- [EXERCISE OBJECTIVE] Repeat the records exactly. Every line must match.

Dataset entries
________

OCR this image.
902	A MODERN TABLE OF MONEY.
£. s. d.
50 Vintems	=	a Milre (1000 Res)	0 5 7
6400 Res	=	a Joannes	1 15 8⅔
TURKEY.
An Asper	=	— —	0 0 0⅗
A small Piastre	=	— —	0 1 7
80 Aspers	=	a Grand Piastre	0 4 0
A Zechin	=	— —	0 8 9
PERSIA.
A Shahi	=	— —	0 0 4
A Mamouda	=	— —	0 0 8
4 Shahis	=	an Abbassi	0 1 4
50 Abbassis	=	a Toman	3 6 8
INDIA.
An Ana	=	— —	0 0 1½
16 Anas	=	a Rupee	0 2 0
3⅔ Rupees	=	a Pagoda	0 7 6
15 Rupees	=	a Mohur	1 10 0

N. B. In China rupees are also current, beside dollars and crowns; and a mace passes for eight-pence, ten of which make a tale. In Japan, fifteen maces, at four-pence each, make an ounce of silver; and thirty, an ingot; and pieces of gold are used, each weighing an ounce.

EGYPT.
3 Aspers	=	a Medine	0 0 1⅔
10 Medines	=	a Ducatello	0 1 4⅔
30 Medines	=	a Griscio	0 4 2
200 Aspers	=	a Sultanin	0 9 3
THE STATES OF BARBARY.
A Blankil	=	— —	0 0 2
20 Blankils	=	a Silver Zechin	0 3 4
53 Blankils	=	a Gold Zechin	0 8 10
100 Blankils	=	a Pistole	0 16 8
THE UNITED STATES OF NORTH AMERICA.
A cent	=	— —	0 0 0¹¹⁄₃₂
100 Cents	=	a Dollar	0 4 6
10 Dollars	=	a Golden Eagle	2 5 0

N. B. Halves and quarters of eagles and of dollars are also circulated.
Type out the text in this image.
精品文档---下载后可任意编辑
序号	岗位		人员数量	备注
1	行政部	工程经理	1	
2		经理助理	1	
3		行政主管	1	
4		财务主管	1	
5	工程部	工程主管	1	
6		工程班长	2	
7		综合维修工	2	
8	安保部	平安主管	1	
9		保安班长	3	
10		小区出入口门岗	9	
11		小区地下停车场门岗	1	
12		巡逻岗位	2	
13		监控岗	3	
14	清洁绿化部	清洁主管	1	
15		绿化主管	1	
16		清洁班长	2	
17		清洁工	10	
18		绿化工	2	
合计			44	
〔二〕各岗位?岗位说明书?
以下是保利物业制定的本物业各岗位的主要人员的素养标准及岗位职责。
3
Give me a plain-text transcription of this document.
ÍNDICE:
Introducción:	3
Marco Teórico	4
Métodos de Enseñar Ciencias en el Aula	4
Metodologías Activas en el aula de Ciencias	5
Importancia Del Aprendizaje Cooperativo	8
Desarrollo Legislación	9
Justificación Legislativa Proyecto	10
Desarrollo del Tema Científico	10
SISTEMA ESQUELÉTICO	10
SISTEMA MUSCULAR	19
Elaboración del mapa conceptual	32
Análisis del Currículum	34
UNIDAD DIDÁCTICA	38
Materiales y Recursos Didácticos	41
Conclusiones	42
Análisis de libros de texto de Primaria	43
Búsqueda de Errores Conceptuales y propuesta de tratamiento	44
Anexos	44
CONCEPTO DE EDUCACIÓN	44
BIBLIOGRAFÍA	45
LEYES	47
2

________

- [RESPONSE TO THE TASK]
OCR this image.
902	A MODERN TABLE OF MONEY.
£. s. d.
50 Vintems	=	a Milre (1000 Res)	0 5 7
6400 Res	=	a Joannes	1 15 8⅔
TURKEY.
An Asper	=	— —	0 0 0⅗
A small Piastre	=	— —	0 1 7
80 Aspers	=	a Grand Piastre	0 4 0
A Zechin	=	— —	0 8 9
PERSIA.
A Shahi	=	— —	0 0 4
A Mamouda	=	— —	0 0 8
4 Shahis	=	an Abbassi	0 1 4
50 Abbassis	=	a Toman	3 6 8
INDIA.
An Ana	=	— —	0 0 1½
16 Anas	=	a Rupee	0 2 0
3⅔ Rupees	=	a Pagoda	0 7 6
15 Rupees	=	a Mohur	1 10 0

N. B. In China rupees are also current, beside dollars and crowns; and a mace passes for eight-pence, ten of which make a tale. In Japan, fifteen maces, at four-pence each, make an ounce of silver; and thirty, an ingot; and pieces of gold are used, each weighing an ounce.

EGYPT.
3 Aspers	=	a Medine	0 0 1⅔
10 Medines	=	a Ducatello	0 1 4⅔
30 Medines	=	a Griscio	0 4 2
200 Aspers	=	a Sultanin	0 9 3
THE STATES OF BARBARY.
A Blankil	=	— —	0 0 2
20 Blankils	=	a Silver Zechin	0 3 4
53 Blankils	=	a Gold Zechin	0 8 10
100 Blankils	=	a Pistole	0 16 8
THE UNITED STATES OF NORTH AMERICA.
A cent	=	— —	0 0 0¹¹⁄₃₂
100 Cents	=	a Dollar	0 4 6
10 Dollars	=	a Golden Eagle	2 5 0

N. B. Halves and quarters of eagles and of dollars are also circulated.
Type out the text in this image.
精品文档---下载后可任意编辑
序号	岗位		人员数量	备注
1	行政部	工程经理	1	
2		经理助理	1	
3		行政主管	1	
4		财务主管	1	
5	工程部	工程主管	1	
6		工程班长	2	
7		综合维修工	2	
8	安保部	平安主管	1	
9		保安班长	3	
10		小区出入口门岗	9	
11		小区地下停车场门岗	1	
12		巡逻岗位	2	
13		监控岗	3	
14	清洁绿化部	清洁主管	1	
15		绿化主管	1	
16		清洁班长	2	
17		清洁工	10	
18		绿化工	2	
合计			44	
〔二〕各岗位?岗位说明书?
以下是保利物业制定的本物业各岗位的主要人员的素养标准及岗位职责。
3
Give me a plain-text transcription of this document.
ÍNDICE:
Introducción:	3
Marco Teórico	4
Métodos de Enseñar Ciencias en el Aula	4
Metodologías Activas en el aula de Ciencias	5
Importancia Del Aprendizaje Cooperativo	8
Desarrollo Legislación	9
Justificación Legislativa Proyecto	10
Desarrollo del Tema Científico	10
SISTEMA ESQUELÉTICO	10
SISTEMA MUSCULAR	19
Elaboración del mapa conceptual	32
Análisis del Currículum	34
UNIDAD DIDÁCTICA	38
Materiales y Recursos Didácticos	41
Conclusiones	42
Análisis de libros de texto de Primaria	43
Búsqueda de Errores Conceptuales y propuesta de tratamiento	44
Anexos	44
CONCEPTO DE EDUCACIÓN	44
BIBLIOGRAFÍA	45
LEYES	47
2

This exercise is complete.